***** Documenttekst
Het venijn van deze etappe zat in de staart. Cahors ligt in een relatief diep dal aan de Lot en dat betekende dat we de laatste kilometer fors moesten dalen om via de Pont Louis-Philippe de Lot over te steken en Cahors binnen te wandelen. Midden op deze brug is in een ‘accueil pèlerin’, een infopunt voor pelgrims ondergebracht. We werden er hartelijk ontvangen met ‘un sirop’ naar keuze en kregen een stadsplan toegestopt.
Bij gebrek aan andere overnachtingsmogelijkheden, hadden we twee bedden gereserveerd in de plaatselijke jeugdherberg, een kazerneachtig gebouw, dringend aan renovatie toe, een beetje in een achterafbuurt met weinig comfort (drankautomaten werkten niet, internet ‘ne functionne pas’ en de avondmaaltijd, waarvan sprake was in de gids, werd vandaag niet geserveerd. Maar waarom mopperen, de prijs was ernaar en in Cahors zijn er voldoende eetgelegenheden, zij het dat een behoorlijk aantal vandaag (zondag) gesloten was. Aangezien we nog wel een paar uurtjes hadden voor het souper, besloten we wat rond te kijken in onze aankomststad van vandaag.
**********
Kun je de tekst over de aankomst in Cahors volledig en woord voor woord weergeven? De records heb je hiervoor niet nodig.
***** Gegevensfragmenten
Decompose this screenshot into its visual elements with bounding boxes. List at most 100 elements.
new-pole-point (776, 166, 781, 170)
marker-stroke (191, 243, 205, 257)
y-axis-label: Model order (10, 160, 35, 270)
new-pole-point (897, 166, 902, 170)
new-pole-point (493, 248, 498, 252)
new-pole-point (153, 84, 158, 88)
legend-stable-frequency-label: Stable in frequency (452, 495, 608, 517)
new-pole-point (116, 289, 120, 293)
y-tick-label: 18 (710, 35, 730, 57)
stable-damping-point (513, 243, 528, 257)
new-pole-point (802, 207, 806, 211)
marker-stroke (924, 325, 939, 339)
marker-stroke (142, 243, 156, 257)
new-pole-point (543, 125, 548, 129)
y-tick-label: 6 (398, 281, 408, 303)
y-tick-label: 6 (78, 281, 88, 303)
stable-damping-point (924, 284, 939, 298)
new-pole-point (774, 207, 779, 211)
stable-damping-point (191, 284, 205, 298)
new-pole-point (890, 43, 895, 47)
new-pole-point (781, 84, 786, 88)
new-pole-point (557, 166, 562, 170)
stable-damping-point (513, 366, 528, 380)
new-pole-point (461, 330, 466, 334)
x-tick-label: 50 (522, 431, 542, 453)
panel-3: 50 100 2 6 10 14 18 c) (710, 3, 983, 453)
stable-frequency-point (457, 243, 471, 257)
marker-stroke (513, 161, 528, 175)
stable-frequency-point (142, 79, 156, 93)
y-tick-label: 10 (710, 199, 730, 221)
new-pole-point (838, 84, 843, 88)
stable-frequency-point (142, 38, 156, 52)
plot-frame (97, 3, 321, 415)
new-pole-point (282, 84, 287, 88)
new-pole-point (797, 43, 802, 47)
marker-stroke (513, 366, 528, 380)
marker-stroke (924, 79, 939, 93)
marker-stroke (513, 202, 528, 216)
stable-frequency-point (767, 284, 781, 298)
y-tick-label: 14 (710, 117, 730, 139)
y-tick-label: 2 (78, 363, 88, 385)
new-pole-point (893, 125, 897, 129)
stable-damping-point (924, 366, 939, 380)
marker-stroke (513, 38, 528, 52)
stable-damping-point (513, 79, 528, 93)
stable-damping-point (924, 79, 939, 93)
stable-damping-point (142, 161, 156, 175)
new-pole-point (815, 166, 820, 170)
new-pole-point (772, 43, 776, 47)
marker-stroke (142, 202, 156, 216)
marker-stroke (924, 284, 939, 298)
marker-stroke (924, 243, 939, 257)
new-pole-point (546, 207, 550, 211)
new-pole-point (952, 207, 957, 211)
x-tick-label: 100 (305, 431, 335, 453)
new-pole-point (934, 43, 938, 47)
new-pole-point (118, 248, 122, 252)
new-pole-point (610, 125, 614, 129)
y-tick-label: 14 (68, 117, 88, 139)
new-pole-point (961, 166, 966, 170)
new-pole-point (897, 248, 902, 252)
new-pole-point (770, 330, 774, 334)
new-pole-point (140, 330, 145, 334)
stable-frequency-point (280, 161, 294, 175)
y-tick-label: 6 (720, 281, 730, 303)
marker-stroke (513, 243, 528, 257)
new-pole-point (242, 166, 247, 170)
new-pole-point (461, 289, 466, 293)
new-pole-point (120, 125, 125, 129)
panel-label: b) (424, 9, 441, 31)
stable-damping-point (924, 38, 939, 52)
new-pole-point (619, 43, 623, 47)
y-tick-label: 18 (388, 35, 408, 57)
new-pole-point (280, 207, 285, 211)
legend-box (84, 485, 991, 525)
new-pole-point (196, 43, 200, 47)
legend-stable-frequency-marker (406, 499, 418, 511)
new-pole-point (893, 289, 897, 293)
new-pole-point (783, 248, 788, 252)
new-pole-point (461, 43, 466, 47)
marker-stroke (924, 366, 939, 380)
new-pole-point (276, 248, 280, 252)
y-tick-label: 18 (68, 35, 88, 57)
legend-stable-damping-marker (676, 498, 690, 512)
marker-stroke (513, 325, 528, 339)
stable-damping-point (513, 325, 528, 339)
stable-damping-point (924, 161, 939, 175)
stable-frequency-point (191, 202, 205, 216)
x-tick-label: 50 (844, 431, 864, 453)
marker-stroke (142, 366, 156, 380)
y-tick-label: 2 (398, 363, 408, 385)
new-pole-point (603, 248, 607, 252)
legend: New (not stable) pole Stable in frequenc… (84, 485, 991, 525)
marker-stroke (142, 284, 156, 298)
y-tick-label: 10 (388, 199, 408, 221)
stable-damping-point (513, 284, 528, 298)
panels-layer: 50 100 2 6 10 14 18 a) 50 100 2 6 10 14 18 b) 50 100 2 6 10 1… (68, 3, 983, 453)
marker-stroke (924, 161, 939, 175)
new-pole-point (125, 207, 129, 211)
**********
***** Gegevensfragmenten
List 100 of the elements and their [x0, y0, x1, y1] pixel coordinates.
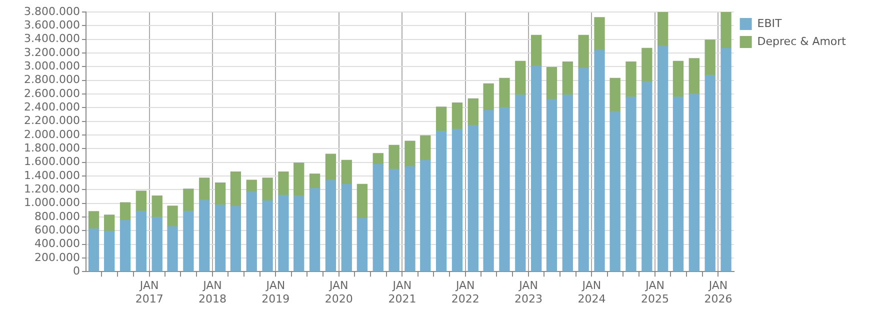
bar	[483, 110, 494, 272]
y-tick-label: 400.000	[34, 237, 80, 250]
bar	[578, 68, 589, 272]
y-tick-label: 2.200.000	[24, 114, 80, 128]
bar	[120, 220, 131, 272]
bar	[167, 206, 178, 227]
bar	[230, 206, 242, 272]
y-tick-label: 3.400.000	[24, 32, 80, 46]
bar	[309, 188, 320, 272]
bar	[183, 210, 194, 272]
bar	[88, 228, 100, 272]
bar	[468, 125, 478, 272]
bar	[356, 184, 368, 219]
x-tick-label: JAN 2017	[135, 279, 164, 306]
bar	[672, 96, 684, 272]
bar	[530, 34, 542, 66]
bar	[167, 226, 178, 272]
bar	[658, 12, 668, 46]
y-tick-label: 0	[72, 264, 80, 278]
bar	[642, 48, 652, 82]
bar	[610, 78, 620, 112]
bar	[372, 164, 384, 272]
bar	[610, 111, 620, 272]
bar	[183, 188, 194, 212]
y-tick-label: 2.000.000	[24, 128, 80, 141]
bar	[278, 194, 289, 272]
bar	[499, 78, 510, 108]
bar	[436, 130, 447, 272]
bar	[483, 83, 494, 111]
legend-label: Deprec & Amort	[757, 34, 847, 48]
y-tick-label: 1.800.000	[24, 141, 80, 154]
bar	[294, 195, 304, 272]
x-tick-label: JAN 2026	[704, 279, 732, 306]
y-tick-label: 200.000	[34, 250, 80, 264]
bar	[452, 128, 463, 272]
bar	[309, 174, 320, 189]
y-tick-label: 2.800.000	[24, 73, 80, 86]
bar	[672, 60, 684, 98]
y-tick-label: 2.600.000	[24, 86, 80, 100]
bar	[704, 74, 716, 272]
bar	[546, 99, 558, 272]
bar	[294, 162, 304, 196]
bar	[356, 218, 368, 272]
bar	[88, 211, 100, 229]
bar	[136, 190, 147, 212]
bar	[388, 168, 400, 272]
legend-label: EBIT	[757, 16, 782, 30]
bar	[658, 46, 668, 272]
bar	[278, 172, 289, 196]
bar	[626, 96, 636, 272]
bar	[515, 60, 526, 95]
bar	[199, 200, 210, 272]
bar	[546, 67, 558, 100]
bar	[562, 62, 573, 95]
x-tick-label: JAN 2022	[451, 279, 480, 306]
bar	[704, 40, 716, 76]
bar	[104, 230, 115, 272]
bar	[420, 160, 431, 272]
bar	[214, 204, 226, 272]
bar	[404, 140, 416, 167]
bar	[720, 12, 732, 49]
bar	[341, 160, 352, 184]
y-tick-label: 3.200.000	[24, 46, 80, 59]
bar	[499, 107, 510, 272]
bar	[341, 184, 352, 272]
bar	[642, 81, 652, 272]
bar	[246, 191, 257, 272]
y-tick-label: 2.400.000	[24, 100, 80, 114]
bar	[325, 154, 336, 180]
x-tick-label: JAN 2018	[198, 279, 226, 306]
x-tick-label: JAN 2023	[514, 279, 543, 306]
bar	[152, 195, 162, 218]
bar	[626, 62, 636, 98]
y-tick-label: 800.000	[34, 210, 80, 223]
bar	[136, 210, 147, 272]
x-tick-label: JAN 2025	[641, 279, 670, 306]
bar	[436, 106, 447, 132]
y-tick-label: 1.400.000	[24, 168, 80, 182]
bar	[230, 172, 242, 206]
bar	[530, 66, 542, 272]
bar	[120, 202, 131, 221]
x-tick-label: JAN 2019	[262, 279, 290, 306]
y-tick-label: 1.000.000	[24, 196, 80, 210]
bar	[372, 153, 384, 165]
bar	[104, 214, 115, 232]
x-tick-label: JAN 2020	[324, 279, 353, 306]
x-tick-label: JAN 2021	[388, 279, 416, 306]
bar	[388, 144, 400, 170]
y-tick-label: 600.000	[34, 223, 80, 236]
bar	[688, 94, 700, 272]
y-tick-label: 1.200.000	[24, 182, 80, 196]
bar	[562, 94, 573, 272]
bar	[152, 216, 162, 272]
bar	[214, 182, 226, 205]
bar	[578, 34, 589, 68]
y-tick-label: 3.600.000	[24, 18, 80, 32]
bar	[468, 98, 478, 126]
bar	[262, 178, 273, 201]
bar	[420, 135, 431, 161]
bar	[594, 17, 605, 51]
**********
***** Gegevensfragmenten
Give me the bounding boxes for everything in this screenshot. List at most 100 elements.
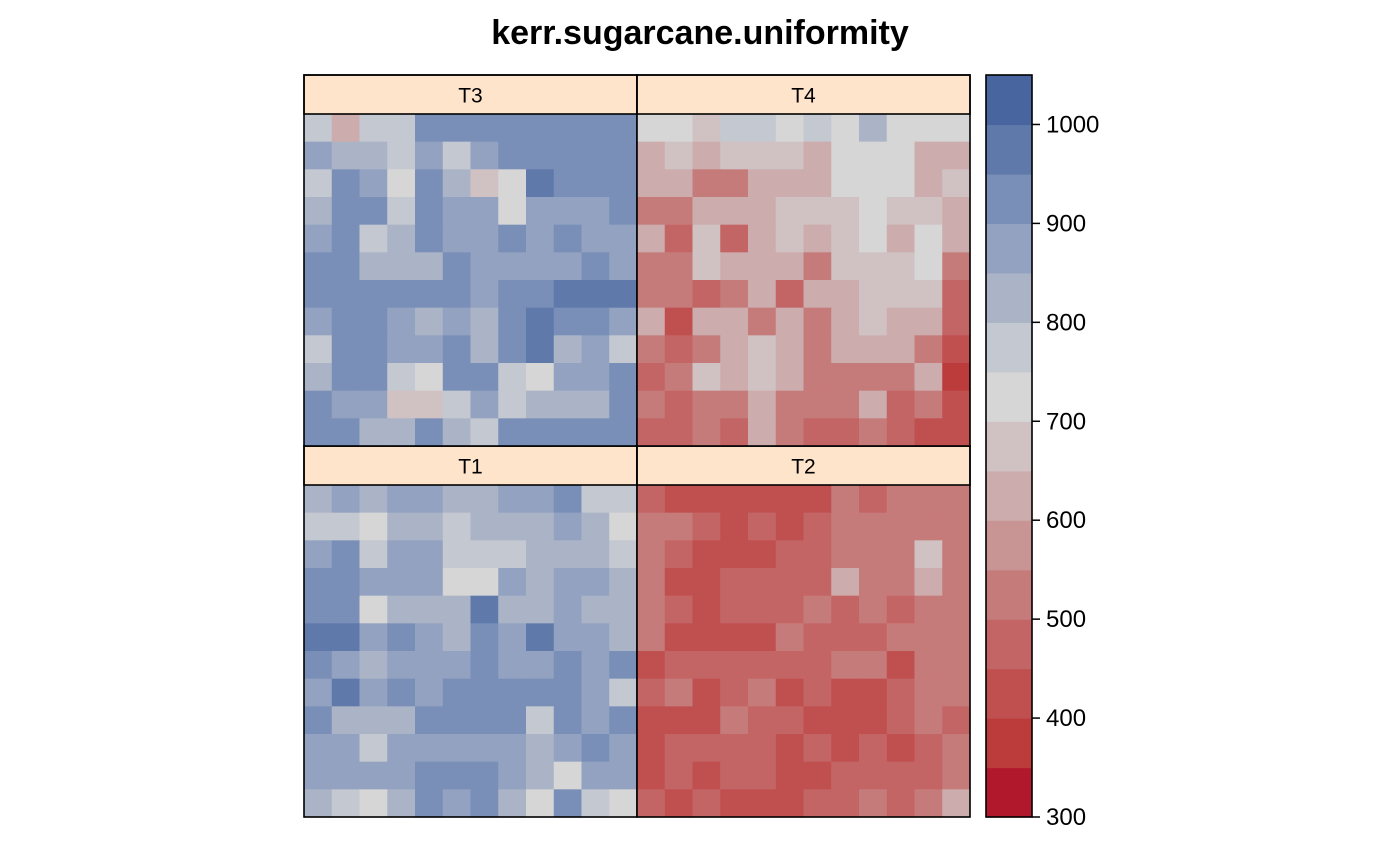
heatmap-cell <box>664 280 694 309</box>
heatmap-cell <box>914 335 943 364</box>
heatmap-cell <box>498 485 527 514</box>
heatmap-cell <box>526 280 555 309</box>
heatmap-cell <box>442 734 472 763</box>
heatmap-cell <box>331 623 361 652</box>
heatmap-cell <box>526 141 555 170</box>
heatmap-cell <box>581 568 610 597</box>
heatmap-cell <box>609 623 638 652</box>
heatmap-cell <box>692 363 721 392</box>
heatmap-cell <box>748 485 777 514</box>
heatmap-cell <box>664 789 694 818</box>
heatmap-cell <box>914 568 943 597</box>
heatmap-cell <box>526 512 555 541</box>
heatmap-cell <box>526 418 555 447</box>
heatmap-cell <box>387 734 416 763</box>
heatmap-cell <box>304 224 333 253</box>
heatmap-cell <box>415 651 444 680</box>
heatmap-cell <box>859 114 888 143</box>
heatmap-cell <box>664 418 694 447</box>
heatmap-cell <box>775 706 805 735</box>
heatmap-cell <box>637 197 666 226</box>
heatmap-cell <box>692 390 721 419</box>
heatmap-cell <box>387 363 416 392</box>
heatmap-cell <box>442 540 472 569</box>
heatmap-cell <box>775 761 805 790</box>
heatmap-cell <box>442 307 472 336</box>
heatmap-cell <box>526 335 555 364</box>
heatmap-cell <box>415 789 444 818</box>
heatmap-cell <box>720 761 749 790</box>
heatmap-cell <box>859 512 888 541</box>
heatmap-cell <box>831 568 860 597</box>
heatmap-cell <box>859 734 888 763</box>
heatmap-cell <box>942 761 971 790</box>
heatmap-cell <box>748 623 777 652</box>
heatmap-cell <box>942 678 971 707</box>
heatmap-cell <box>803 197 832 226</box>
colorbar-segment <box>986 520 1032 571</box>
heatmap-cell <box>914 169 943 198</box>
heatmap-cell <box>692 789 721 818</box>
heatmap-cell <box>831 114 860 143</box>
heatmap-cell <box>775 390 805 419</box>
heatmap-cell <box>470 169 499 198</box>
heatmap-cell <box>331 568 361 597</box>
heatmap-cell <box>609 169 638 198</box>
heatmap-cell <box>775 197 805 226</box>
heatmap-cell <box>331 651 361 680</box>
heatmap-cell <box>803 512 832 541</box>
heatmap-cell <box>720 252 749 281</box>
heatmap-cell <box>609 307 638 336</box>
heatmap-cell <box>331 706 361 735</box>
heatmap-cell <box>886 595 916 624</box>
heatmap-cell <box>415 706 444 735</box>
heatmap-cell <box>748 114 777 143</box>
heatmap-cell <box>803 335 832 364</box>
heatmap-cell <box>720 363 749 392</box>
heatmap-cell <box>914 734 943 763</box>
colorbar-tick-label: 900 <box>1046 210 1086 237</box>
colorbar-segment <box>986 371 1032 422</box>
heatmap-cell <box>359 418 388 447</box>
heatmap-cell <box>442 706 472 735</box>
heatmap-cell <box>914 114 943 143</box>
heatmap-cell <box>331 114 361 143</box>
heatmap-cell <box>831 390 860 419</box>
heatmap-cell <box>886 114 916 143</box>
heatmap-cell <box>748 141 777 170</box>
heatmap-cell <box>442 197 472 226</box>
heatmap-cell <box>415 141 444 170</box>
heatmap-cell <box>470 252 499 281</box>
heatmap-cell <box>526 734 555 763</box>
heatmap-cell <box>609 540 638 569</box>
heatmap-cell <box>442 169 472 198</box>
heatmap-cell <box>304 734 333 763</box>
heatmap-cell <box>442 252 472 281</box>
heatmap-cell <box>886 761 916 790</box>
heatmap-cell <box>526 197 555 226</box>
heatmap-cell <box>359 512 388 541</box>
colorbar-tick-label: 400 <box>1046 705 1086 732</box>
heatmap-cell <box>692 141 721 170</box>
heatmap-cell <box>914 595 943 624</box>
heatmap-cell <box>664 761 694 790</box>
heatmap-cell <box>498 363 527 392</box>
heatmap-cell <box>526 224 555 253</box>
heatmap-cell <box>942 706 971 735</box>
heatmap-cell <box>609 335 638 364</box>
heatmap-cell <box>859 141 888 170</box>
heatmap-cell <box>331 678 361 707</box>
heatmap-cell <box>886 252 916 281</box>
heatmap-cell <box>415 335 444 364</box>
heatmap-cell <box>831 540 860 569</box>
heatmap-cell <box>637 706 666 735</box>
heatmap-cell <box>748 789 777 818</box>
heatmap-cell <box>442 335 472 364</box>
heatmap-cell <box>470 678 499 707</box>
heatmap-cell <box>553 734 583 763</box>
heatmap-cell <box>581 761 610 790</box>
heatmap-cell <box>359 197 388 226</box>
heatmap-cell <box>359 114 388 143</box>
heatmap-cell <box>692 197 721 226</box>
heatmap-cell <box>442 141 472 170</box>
**********
# Antwoord:
Het venijn van deze etappe zat in de staart. Cahors ligt in een relatief diep dal aan de Lot en dat betekende dat we de laatste kilometer fors moesten dalen om via de Pont Louis-Philippe de Lot over te steken en Cahors binnen te wandelen. Midden op deze brug is in een ‘accueil pèlerin’, een infopunt voor pelgrims ondergebracht. We werden er hartelijk ontvangen met ‘un sirop’ naar keuze en kregen een stadsplan toegestopt.
Bij gebrek aan andere overnachtingsmogelijkheden, hadden we twee bedden gereserveerd in de plaatselijke jeugdherberg, een kazerneachtig gebouw, dringend aan renovatie toe, een beetje in een achterafbuurt met weinig comfort (drankautomaten werkten niet, internet ‘ne functionne pas’ en de avondmaaltijd, waarvan sprake was in de gids, werd vandaag niet geserveerd. Maar waarom mopperen, de prijs was ernaar en in Cahors zijn er voldoende eetgelegenheden, zij het dat een behoorlijk aantal vandaag (zondag) gesloten was. Aangezien we nog wel een paar uurtjes hadden voor het souper, besloten we wat rond te kijken in onze aankomststad van vandaag.